START RECORDS FOR THIS EXERCISE

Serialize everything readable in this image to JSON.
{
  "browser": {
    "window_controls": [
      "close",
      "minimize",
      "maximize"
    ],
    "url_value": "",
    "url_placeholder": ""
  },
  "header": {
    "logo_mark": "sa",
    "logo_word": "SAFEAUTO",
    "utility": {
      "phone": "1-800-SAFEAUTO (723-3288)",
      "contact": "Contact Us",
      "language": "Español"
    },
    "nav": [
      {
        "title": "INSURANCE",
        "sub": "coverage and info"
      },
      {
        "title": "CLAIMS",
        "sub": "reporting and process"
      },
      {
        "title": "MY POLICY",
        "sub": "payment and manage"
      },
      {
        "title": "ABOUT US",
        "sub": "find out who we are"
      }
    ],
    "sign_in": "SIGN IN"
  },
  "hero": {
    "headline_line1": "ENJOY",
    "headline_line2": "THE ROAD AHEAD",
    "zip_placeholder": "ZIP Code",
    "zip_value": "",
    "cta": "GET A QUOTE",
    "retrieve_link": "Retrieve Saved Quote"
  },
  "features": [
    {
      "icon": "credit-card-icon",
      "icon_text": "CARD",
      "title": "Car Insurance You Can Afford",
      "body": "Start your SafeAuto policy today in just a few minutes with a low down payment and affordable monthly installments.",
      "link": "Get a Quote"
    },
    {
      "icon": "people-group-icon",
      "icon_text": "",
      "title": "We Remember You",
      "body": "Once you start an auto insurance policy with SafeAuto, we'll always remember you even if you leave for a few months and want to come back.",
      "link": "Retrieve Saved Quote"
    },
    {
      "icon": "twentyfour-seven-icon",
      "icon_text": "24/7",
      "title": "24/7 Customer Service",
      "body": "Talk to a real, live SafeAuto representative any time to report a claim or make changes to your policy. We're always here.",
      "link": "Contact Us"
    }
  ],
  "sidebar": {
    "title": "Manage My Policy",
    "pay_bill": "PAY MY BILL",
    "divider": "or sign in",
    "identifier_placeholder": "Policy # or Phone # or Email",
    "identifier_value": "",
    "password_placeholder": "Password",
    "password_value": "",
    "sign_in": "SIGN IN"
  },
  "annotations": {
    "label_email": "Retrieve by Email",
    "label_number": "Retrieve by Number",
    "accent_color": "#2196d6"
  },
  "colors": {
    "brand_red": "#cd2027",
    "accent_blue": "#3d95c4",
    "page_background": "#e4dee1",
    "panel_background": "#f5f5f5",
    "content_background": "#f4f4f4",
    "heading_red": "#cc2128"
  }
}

END RECORDS FOR THIS EXERCISE

TASK: Read through the entries and copy each line in which "title" appears.

SOLUTION FOR THIS EXERCISE:
        "title": "INSURANCE",
        "title": "CLAIMS",
        "title": "MY POLICY",
        "title": "ABOUT US",
      "title": "Car Insurance You Can Afford",
      "title": "We Remember You",
      "title": "24/7 Customer Service",
    "title": "Manage My Policy",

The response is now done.